### [Exercise objective]
Output all of the items below verbatim, keeping every line and character unchanged.

### [Data to use]
>>>
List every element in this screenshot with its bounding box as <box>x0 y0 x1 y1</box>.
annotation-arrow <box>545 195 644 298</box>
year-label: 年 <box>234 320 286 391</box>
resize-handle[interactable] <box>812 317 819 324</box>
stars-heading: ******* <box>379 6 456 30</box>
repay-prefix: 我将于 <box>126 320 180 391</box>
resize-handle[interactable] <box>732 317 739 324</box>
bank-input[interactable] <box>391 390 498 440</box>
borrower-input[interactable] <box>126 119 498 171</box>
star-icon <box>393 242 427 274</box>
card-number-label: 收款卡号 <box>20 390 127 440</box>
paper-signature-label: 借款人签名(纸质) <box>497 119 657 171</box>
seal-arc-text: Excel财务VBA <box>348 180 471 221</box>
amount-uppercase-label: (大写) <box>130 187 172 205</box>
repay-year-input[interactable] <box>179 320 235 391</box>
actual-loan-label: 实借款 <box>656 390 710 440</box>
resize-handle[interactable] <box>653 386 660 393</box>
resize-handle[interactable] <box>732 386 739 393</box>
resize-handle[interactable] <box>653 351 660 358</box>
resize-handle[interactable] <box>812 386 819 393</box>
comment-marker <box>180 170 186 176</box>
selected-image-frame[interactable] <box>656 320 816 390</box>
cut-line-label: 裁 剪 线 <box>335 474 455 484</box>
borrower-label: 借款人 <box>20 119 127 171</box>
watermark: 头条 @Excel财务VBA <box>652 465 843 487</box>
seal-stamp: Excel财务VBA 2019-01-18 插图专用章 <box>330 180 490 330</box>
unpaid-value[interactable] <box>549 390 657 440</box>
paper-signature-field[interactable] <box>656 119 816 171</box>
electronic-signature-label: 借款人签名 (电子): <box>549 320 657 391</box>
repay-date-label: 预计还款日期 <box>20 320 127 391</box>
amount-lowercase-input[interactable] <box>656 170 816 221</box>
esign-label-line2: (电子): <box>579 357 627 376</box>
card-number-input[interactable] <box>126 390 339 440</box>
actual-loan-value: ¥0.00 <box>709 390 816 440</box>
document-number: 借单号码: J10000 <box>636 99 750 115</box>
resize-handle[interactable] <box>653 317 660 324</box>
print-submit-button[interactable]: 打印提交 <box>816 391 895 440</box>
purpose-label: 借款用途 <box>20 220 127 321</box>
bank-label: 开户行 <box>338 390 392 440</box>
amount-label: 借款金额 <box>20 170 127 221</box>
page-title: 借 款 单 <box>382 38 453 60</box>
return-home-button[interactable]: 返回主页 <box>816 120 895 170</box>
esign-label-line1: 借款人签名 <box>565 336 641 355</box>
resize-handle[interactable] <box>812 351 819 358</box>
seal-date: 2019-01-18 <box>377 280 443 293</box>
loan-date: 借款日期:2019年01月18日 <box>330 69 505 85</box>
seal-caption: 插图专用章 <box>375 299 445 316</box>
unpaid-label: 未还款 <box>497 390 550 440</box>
<<<
### [Final result]
List every element in this screenshot with its bounding box as <box>x0 y0 x1 y1</box>.
annotation-arrow <box>545 195 644 298</box>
year-label: 年 <box>234 320 286 391</box>
resize-handle[interactable] <box>812 317 819 324</box>
stars-heading: ******* <box>379 6 456 30</box>
repay-prefix: 我将于 <box>126 320 180 391</box>
resize-handle[interactable] <box>732 317 739 324</box>
bank-input[interactable] <box>391 390 498 440</box>
borrower-input[interactable] <box>126 119 498 171</box>
star-icon <box>393 242 427 274</box>
card-number-label: 收款卡号 <box>20 390 127 440</box>
paper-signature-label: 借款人签名(纸质) <box>497 119 657 171</box>
seal-arc-text: Excel财务VBA <box>348 180 471 221</box>
amount-uppercase-label: (大写) <box>130 187 172 205</box>
repay-year-input[interactable] <box>179 320 235 391</box>
actual-loan-label: 实借款 <box>656 390 710 440</box>
resize-handle[interactable] <box>653 386 660 393</box>
resize-handle[interactable] <box>732 386 739 393</box>
resize-handle[interactable] <box>653 351 660 358</box>
resize-handle[interactable] <box>812 386 819 393</box>
comment-marker <box>180 170 186 176</box>
selected-image-frame[interactable] <box>656 320 816 390</box>
cut-line-label: 裁 剪 线 <box>335 474 455 484</box>
borrower-label: 借款人 <box>20 119 127 171</box>
watermark: 头条 @Excel财务VBA <box>652 465 843 487</box>
seal-stamp: Excel财务VBA 2019-01-18 插图专用章 <box>330 180 490 330</box>
unpaid-value[interactable] <box>549 390 657 440</box>
paper-signature-field[interactable] <box>656 119 816 171</box>
electronic-signature-label: 借款人签名 (电子): <box>549 320 657 391</box>
repay-date-label: 预计还款日期 <box>20 320 127 391</box>
amount-lowercase-input[interactable] <box>656 170 816 221</box>
esign-label-line2: (电子): <box>579 357 627 376</box>
card-number-input[interactable] <box>126 390 339 440</box>
actual-loan-value: ¥0.00 <box>709 390 816 440</box>
document-number: 借单号码: J10000 <box>636 99 750 115</box>
resize-handle[interactable] <box>653 317 660 324</box>
print-submit-button[interactable]: 打印提交 <box>816 391 895 440</box>
purpose-label: 借款用途 <box>20 220 127 321</box>
bank-label: 开户行 <box>338 390 392 440</box>
amount-label: 借款金额 <box>20 170 127 221</box>
page-title: 借 款 单 <box>382 38 453 60</box>
return-home-button[interactable]: 返回主页 <box>816 120 895 170</box>
esign-label-line1: 借款人签名 <box>565 336 641 355</box>
resize-handle[interactable] <box>812 351 819 358</box>
seal-date: 2019-01-18 <box>377 280 443 293</box>
loan-date: 借款日期:2019年01月18日 <box>330 69 505 85</box>
seal-caption: 插图专用章 <box>375 299 445 316</box>
unpaid-label: 未还款 <box>497 390 550 440</box>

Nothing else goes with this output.